EXERCISE → Repeat every line below exactly, word for word.

- - -

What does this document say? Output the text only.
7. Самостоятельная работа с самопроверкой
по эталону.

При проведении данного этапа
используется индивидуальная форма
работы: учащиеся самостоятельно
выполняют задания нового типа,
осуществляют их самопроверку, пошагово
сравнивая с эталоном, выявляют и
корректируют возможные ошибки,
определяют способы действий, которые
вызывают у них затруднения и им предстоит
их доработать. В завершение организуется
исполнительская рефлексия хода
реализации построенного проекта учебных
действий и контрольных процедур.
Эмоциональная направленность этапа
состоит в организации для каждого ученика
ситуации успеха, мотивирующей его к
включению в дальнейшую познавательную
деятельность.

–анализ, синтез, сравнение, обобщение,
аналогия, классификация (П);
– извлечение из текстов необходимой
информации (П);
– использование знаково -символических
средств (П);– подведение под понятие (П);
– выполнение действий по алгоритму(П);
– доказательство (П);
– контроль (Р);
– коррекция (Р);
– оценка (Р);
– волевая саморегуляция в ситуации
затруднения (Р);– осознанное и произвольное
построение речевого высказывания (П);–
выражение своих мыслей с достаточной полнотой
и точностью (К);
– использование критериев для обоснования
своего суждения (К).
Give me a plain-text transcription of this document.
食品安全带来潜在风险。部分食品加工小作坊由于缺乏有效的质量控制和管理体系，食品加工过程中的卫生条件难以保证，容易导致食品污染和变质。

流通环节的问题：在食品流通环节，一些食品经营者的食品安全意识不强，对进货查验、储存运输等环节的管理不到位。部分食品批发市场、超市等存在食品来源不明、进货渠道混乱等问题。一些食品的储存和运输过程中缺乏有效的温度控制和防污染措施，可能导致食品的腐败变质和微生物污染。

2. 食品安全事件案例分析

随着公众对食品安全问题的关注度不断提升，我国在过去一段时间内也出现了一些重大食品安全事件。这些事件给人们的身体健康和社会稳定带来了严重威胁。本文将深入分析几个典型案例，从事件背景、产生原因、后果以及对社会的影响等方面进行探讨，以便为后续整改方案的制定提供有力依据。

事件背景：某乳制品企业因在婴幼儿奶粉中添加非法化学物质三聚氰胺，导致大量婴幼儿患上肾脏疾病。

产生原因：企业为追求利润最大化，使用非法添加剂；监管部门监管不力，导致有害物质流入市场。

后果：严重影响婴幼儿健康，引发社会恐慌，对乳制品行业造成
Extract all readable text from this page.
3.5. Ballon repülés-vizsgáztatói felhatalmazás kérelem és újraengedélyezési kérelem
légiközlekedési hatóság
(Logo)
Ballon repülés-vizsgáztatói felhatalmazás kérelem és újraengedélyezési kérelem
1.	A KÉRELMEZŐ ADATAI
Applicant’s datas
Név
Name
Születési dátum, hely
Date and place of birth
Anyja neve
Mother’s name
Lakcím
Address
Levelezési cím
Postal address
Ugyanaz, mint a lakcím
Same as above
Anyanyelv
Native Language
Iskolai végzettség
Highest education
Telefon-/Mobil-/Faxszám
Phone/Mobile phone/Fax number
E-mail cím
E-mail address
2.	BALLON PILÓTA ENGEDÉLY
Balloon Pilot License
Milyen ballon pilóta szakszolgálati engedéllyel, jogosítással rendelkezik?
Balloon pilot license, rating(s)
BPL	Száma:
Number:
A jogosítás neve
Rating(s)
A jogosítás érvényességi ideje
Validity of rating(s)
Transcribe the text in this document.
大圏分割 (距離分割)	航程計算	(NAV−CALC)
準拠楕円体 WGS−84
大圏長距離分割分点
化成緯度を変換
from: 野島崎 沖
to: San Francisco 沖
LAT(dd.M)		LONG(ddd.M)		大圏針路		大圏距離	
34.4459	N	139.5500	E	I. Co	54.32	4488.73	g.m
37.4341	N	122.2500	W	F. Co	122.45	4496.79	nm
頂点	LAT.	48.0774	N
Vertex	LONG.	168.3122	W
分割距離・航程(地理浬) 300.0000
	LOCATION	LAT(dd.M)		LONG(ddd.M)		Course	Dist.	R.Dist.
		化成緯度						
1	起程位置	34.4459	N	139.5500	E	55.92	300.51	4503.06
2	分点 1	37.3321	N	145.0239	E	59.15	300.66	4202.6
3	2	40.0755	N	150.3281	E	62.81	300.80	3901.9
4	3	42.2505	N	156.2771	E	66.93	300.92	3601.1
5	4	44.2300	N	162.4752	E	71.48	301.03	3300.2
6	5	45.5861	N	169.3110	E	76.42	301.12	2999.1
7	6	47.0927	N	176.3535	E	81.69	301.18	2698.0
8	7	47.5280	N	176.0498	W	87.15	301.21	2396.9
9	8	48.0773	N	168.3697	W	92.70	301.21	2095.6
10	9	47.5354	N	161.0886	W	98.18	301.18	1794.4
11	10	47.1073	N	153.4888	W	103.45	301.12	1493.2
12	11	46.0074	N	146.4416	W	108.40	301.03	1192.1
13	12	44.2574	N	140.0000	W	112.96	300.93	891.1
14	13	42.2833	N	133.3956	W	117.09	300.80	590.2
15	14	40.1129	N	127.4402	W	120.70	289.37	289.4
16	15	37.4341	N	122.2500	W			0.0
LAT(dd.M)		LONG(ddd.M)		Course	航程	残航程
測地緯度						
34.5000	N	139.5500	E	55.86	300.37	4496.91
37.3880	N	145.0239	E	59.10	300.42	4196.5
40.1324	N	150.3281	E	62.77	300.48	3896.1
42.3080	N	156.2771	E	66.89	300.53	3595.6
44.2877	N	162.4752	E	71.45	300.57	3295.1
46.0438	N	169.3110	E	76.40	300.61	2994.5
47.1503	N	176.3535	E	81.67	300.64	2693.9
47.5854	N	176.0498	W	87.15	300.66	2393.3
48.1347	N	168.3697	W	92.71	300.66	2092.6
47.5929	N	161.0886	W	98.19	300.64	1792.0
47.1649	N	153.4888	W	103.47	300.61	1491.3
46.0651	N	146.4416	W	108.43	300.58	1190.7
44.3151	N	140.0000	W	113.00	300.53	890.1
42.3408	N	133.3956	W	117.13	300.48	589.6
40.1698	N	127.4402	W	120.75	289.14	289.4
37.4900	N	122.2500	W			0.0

- - -

SOLUTION TO THIS PROBLEM →
What does this document say? Output the text only.
7. Самостоятельная работа с самопроверкой
по эталону.

При проведении данного этапа
используется индивидуальная форма
работы: учащиеся самостоятельно
выполняют задания нового типа,
осуществляют их самопроверку, пошагово
сравнивая с эталоном, выявляют и
корректируют возможные ошибки,
определяют способы действий, которые
вызывают у них затруднения и им предстоит
их доработать. В завершение организуется
исполнительская рефлексия хода
реализации построенного проекта учебных
действий и контрольных процедур.
Эмоциональная направленность этапа
состоит в организации для каждого ученика
ситуации успеха, мотивирующей его к
включению в дальнейшую познавательную
деятельность.

–анализ, синтез, сравнение, обобщение,
аналогия, классификация (П);
– извлечение из текстов необходимой
информации (П);
– использование знаково -символических
средств (П);– подведение под понятие (П);
– выполнение действий по алгоритму(П);
– доказательство (П);
– контроль (Р);
– коррекция (Р);
– оценка (Р);
– волевая саморегуляция в ситуации
затруднения (Р);– осознанное и произвольное
построение речевого высказывания (П);–
выражение своих мыслей с достаточной полнотой
и точностью (К);
– использование критериев для обоснования
своего суждения (К).
Give me a plain-text transcription of this document.
食品安全带来潜在风险。部分食品加工小作坊由于缺乏有效的质量控制和管理体系，食品加工过程中的卫生条件难以保证，容易导致食品污染和变质。

流通环节的问题：在食品流通环节，一些食品经营者的食品安全意识不强，对进货查验、储存运输等环节的管理不到位。部分食品批发市场、超市等存在食品来源不明、进货渠道混乱等问题。一些食品的储存和运输过程中缺乏有效的温度控制和防污染措施，可能导致食品的腐败变质和微生物污染。

2. 食品安全事件案例分析

随着公众对食品安全问题的关注度不断提升，我国在过去一段时间内也出现了一些重大食品安全事件。这些事件给人们的身体健康和社会稳定带来了严重威胁。本文将深入分析几个典型案例，从事件背景、产生原因、后果以及对社会的影响等方面进行探讨，以便为后续整改方案的制定提供有力依据。

事件背景：某乳制品企业因在婴幼儿奶粉中添加非法化学物质三聚氰胺，导致大量婴幼儿患上肾脏疾病。

产生原因：企业为追求利润最大化，使用非法添加剂；监管部门监管不力，导致有害物质流入市场。

后果：严重影响婴幼儿健康，引发社会恐慌，对乳制品行业造成
Extract all readable text from this page.
3.5. Ballon repülés-vizsgáztatói felhatalmazás kérelem és újraengedélyezési kérelem
légiközlekedési hatóság
(Logo)
Ballon repülés-vizsgáztatói felhatalmazás kérelem és újraengedélyezési kérelem
1.	A KÉRELMEZŐ ADATAI
Applicant’s datas
Név
Name
Születési dátum, hely
Date and place of birth
Anyja neve
Mother’s name
Lakcím
Address
Levelezési cím
Postal address
Ugyanaz, mint a lakcím
Same as above
Anyanyelv
Native Language
Iskolai végzettség
Highest education
Telefon-/Mobil-/Faxszám
Phone/Mobile phone/Fax number
E-mail cím
E-mail address
2.	BALLON PILÓTA ENGEDÉLY
Balloon Pilot License
Milyen ballon pilóta szakszolgálati engedéllyel, jogosítással rendelkezik?
Balloon pilot license, rating(s)
BPL	Száma:
Number:
A jogosítás neve
Rating(s)
A jogosítás érvényességi ideje
Validity of rating(s)
Transcribe the text in this document.
大圏分割 (距離分割)	航程計算	(NAV−CALC)
準拠楕円体 WGS−84
大圏長距離分割分点
化成緯度を変換
from: 野島崎 沖
to: San Francisco 沖
LAT(dd.M)		LONG(ddd.M)		大圏針路		大圏距離	
34.4459	N	139.5500	E	I. Co	54.32	4488.73	g.m
37.4341	N	122.2500	W	F. Co	122.45	4496.79	nm
頂点	LAT.	48.0774	N
Vertex	LONG.	168.3122	W
分割距離・航程(地理浬) 300.0000
	LOCATION	LAT(dd.M)		LONG(ddd.M)		Course	Dist.	R.Dist.
		化成緯度						
1	起程位置	34.4459	N	139.5500	E	55.92	300.51	4503.06
2	分点 1	37.3321	N	145.0239	E	59.15	300.66	4202.6
3	2	40.0755	N	150.3281	E	62.81	300.80	3901.9
4	3	42.2505	N	156.2771	E	66.93	300.92	3601.1
5	4	44.2300	N	162.4752	E	71.48	301.03	3300.2
6	5	45.5861	N	169.3110	E	76.42	301.12	2999.1
7	6	47.0927	N	176.3535	E	81.69	301.18	2698.0
8	7	47.5280	N	176.0498	W	87.15	301.21	2396.9
9	8	48.0773	N	168.3697	W	92.70	301.21	2095.6
10	9	47.5354	N	161.0886	W	98.18	301.18	1794.4
11	10	47.1073	N	153.4888	W	103.45	301.12	1493.2
12	11	46.0074	N	146.4416	W	108.40	301.03	1192.1
13	12	44.2574	N	140.0000	W	112.96	300.93	891.1
14	13	42.2833	N	133.3956	W	117.09	300.80	590.2
15	14	40.1129	N	127.4402	W	120.70	289.37	289.4
16	15	37.4341	N	122.2500	W			0.0
LAT(dd.M)		LONG(ddd.M)		Course	航程	残航程
測地緯度						
34.5000	N	139.5500	E	55.86	300.37	4496.91
37.3880	N	145.0239	E	59.10	300.42	4196.5
40.1324	N	150.3281	E	62.77	300.48	3896.1
42.3080	N	156.2771	E	66.89	300.53	3595.6
44.2877	N	162.4752	E	71.45	300.57	3295.1
46.0438	N	169.3110	E	76.40	300.61	2994.5
47.1503	N	176.3535	E	81.67	300.64	2693.9
47.5854	N	176.0498	W	87.15	300.66	2393.3
48.1347	N	168.3697	W	92.71	300.66	2092.6
47.5929	N	161.0886	W	98.19	300.64	1792.0
47.1649	N	153.4888	W	103.47	300.61	1491.3
46.0651	N	146.4416	W	108.43	300.58	1190.7
44.3151	N	140.0000	W	113.00	300.53	890.1
42.3408	N	133.3956	W	117.13	300.48	589.6
40.1698	N	127.4402	W	120.75	289.14	289.4
37.4900	N	122.2500	W			0.0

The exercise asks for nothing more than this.